Copy out all lines carrying the word "页岩气航".

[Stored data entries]
------------------------

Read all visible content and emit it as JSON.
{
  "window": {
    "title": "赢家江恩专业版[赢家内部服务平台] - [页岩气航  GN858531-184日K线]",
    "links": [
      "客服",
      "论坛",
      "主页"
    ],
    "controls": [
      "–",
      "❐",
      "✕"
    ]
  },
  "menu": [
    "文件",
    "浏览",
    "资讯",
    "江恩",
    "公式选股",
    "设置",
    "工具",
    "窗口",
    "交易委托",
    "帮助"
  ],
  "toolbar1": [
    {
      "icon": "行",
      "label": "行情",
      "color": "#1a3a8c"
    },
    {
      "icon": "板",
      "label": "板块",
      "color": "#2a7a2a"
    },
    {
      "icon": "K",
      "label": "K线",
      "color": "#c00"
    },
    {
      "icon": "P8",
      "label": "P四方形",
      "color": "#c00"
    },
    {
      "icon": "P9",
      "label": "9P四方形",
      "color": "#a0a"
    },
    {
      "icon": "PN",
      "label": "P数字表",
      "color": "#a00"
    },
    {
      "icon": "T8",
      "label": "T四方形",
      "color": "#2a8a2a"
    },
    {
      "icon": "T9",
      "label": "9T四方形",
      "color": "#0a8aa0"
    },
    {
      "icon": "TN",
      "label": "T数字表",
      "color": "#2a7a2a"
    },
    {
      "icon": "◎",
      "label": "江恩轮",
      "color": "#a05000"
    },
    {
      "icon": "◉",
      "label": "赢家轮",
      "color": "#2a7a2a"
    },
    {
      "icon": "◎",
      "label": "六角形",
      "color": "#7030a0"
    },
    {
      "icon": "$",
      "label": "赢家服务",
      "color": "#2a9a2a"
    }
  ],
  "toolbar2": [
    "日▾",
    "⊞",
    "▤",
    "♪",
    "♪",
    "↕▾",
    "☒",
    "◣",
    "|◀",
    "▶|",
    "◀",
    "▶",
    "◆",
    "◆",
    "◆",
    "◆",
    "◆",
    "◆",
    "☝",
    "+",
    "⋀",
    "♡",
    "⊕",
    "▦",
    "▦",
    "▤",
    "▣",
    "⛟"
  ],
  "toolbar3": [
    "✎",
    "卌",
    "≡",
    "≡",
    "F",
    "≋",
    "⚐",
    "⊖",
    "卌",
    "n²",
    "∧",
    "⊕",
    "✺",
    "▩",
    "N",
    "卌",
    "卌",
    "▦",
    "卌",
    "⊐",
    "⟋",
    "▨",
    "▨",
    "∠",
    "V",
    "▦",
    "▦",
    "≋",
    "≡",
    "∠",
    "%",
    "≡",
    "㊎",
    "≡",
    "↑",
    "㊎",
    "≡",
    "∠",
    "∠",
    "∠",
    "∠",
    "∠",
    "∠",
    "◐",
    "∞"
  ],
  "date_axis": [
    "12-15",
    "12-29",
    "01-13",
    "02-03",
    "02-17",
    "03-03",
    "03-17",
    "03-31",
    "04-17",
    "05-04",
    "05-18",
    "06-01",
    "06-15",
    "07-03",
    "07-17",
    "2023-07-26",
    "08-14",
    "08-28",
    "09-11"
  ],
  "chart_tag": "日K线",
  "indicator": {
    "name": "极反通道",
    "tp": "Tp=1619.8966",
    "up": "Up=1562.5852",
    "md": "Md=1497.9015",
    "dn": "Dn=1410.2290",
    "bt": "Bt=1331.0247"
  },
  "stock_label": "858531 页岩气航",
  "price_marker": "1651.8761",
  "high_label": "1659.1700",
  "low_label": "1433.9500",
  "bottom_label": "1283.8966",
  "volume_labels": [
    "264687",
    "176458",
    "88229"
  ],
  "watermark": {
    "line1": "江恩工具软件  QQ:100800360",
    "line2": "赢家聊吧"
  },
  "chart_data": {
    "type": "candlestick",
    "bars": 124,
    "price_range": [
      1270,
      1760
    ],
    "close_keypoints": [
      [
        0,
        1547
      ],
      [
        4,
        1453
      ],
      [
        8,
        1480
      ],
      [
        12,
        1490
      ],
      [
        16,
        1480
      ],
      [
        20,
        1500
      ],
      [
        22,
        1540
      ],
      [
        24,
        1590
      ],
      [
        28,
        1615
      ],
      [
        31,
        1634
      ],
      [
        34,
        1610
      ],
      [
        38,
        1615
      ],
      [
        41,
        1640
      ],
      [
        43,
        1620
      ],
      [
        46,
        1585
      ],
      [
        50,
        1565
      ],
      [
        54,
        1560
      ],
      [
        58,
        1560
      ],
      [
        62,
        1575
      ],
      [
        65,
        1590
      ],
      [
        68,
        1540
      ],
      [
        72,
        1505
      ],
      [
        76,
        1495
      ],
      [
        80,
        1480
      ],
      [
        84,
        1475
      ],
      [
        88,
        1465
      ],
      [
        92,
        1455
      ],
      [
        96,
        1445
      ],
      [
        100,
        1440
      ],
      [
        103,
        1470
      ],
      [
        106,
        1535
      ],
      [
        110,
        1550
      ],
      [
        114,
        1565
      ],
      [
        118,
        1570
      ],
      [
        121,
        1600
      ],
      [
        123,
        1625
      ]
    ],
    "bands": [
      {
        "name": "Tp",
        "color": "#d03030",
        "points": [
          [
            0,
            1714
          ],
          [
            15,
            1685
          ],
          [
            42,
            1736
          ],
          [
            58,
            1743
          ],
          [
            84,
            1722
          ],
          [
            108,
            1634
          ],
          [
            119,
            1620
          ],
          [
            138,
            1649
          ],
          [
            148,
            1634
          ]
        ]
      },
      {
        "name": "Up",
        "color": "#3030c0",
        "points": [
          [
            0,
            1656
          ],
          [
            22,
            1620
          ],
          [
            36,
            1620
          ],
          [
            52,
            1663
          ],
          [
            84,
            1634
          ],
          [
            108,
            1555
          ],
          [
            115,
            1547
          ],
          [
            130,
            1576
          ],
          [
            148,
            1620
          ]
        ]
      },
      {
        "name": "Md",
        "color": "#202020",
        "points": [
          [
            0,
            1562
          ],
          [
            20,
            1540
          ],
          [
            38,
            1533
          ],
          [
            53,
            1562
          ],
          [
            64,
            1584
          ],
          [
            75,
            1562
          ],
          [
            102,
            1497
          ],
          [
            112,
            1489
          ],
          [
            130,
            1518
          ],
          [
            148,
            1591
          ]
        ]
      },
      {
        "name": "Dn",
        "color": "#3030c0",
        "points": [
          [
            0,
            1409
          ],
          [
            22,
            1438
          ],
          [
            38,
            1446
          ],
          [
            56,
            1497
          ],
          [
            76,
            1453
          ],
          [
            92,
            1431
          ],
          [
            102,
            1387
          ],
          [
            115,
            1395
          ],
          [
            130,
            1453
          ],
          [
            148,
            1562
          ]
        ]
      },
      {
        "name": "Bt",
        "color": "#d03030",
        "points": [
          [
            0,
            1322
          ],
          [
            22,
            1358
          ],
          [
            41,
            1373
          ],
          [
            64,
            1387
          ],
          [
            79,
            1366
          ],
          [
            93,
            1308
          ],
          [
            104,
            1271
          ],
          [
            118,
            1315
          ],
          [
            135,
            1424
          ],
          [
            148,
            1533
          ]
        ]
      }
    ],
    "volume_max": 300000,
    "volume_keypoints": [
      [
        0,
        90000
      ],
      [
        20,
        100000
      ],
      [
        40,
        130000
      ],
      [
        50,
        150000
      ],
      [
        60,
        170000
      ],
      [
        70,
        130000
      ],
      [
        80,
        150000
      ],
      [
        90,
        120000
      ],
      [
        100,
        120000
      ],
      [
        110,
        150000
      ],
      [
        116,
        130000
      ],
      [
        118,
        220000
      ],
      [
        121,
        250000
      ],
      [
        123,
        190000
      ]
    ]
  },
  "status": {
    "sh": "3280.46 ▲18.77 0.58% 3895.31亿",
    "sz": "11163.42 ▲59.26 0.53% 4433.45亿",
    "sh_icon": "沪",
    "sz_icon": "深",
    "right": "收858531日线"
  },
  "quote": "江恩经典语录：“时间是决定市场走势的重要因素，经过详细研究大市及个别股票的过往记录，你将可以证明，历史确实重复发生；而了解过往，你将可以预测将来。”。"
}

------------------------

■ EXPECTED OUTPUT:
    "title": "赢家江恩专业版[赢家内部服务平台] - [页岩气航  GN858531-184日K线]",
  "stock_label": "858531 页岩气航",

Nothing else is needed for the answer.